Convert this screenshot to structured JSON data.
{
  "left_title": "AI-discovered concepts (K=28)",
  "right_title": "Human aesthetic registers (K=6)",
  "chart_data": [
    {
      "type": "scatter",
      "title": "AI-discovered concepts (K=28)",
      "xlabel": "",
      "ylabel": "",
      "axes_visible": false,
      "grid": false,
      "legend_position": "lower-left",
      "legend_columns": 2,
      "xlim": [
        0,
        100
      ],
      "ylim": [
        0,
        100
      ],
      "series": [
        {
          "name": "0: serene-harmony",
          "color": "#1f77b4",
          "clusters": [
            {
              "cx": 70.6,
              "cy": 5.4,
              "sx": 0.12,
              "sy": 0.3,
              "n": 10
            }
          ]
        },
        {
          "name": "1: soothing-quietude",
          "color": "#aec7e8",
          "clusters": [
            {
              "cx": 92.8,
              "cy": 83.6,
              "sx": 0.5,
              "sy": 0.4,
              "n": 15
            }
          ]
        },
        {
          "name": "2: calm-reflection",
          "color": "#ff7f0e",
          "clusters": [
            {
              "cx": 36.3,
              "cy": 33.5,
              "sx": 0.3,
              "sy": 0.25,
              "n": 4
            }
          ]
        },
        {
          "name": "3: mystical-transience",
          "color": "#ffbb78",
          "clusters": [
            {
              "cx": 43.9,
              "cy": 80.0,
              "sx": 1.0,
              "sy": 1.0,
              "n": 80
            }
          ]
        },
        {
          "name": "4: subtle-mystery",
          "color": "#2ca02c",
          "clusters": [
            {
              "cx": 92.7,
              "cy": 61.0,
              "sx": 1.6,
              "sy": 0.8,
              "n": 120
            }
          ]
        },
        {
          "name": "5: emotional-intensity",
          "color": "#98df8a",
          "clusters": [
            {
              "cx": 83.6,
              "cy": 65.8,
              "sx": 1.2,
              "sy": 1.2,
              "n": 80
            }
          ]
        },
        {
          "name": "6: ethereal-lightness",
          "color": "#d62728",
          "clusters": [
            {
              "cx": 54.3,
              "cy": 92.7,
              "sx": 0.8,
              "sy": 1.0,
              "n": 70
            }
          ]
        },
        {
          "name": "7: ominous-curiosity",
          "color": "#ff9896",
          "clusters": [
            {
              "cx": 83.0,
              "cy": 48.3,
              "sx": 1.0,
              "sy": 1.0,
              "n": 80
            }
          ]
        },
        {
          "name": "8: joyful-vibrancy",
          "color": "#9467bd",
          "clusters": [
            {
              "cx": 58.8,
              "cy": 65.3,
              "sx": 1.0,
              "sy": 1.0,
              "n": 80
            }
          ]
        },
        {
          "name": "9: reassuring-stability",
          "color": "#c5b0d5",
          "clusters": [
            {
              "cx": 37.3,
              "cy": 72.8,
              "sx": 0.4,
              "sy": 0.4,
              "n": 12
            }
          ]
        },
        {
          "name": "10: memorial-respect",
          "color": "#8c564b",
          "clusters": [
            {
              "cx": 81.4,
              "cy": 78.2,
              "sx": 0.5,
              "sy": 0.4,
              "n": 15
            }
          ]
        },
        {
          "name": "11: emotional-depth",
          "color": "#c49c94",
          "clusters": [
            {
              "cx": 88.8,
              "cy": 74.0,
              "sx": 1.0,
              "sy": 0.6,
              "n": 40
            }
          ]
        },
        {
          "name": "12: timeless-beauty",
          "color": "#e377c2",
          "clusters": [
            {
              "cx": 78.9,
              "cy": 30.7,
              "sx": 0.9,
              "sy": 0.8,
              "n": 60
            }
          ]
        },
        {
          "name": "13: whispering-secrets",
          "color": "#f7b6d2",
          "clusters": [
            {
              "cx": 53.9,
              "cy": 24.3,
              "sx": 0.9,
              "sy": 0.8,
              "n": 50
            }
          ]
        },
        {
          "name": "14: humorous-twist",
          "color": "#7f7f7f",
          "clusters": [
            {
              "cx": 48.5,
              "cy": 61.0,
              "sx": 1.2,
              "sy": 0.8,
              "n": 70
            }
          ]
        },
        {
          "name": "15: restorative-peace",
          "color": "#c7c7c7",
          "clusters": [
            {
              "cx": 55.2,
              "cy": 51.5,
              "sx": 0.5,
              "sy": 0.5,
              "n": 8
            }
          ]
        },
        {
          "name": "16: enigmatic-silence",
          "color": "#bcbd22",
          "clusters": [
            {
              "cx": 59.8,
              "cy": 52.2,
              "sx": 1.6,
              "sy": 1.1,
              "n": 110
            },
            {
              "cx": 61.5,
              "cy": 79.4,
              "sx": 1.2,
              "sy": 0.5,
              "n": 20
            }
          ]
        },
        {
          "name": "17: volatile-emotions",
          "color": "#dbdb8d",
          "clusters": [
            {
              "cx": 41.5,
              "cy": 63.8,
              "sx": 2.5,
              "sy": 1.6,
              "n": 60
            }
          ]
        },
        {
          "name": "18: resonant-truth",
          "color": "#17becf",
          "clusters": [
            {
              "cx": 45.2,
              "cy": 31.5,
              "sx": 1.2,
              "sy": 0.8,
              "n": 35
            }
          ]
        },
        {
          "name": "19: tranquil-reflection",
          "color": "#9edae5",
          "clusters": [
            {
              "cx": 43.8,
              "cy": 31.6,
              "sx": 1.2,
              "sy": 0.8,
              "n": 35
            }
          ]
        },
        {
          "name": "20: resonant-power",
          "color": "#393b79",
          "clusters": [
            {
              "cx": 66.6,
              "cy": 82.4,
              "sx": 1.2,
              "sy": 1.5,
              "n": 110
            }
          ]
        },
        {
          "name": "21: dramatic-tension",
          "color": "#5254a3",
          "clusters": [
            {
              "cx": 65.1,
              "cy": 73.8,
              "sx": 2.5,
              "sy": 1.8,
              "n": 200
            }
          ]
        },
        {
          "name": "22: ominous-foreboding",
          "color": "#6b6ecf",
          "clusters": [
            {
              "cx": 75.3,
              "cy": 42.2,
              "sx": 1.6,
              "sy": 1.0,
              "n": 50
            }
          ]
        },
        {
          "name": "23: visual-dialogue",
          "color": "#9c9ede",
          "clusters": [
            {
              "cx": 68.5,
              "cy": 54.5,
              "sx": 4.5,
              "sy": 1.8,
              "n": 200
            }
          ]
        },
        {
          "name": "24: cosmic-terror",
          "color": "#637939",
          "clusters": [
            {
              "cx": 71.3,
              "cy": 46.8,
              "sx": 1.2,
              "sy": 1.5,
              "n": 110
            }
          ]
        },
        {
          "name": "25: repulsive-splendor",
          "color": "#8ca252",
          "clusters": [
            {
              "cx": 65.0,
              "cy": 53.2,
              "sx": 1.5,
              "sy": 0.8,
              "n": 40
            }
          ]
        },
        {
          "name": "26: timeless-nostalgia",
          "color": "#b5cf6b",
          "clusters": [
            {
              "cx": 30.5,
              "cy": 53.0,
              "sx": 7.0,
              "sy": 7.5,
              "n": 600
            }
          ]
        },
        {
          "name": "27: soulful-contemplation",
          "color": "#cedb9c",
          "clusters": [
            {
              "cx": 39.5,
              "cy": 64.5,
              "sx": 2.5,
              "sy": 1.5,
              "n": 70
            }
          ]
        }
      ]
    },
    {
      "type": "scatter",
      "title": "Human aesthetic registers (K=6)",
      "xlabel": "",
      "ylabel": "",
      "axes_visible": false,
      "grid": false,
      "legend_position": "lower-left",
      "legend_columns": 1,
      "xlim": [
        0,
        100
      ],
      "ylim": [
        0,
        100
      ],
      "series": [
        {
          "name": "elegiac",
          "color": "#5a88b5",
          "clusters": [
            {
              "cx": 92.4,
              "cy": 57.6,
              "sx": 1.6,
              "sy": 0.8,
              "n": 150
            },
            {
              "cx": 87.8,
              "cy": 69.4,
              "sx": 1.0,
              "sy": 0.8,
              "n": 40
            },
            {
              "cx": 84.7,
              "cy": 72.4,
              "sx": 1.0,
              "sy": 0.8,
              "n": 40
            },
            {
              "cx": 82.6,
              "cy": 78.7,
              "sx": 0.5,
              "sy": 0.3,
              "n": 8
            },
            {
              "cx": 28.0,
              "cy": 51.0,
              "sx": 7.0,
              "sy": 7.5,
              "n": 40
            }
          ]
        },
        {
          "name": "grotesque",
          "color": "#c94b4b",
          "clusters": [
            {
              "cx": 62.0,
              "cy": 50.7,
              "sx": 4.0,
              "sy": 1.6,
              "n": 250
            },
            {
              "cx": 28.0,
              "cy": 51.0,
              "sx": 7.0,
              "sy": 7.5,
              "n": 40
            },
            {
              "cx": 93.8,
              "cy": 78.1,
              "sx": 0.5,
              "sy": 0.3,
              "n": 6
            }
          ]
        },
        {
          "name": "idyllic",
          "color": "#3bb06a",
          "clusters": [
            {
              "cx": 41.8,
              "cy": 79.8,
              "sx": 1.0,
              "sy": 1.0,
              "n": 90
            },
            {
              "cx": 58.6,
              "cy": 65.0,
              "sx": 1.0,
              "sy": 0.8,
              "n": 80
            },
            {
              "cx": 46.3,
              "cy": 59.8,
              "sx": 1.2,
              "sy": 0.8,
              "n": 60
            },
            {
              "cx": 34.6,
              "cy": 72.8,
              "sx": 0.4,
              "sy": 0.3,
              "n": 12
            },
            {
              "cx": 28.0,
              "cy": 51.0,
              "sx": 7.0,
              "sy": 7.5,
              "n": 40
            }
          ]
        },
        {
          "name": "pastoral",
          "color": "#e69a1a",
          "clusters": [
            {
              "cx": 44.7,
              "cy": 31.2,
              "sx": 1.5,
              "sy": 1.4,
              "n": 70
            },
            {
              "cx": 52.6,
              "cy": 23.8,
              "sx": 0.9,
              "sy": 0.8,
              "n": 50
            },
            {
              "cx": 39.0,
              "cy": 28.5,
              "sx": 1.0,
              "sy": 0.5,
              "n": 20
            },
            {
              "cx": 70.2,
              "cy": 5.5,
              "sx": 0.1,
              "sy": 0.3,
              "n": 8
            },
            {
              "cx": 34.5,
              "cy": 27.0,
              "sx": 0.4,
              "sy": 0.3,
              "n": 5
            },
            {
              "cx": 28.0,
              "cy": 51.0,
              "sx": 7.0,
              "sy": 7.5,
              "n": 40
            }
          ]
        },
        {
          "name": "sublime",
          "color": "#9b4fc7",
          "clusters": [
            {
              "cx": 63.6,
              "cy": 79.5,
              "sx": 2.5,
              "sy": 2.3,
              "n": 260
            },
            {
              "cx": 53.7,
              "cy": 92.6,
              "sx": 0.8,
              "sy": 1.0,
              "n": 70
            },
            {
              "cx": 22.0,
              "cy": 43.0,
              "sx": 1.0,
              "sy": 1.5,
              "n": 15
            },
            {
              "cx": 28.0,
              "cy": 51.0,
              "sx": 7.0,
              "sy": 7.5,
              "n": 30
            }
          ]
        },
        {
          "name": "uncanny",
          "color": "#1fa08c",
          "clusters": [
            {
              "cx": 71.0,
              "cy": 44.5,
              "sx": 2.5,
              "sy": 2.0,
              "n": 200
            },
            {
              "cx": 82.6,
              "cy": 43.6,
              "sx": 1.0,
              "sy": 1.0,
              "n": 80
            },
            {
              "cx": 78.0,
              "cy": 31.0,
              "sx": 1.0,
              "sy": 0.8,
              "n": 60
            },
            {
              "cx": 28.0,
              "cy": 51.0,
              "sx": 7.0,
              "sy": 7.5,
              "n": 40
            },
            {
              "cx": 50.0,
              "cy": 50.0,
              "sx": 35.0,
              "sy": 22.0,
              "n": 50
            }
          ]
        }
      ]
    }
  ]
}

§ GIVEN TASK: Extract lines where the string "discovered" occurs.

§ REPLY TO THE TASK:
  "left_title": "AI-discovered concepts (K=28)",
      "title": "AI-discovered concepts (K=28)",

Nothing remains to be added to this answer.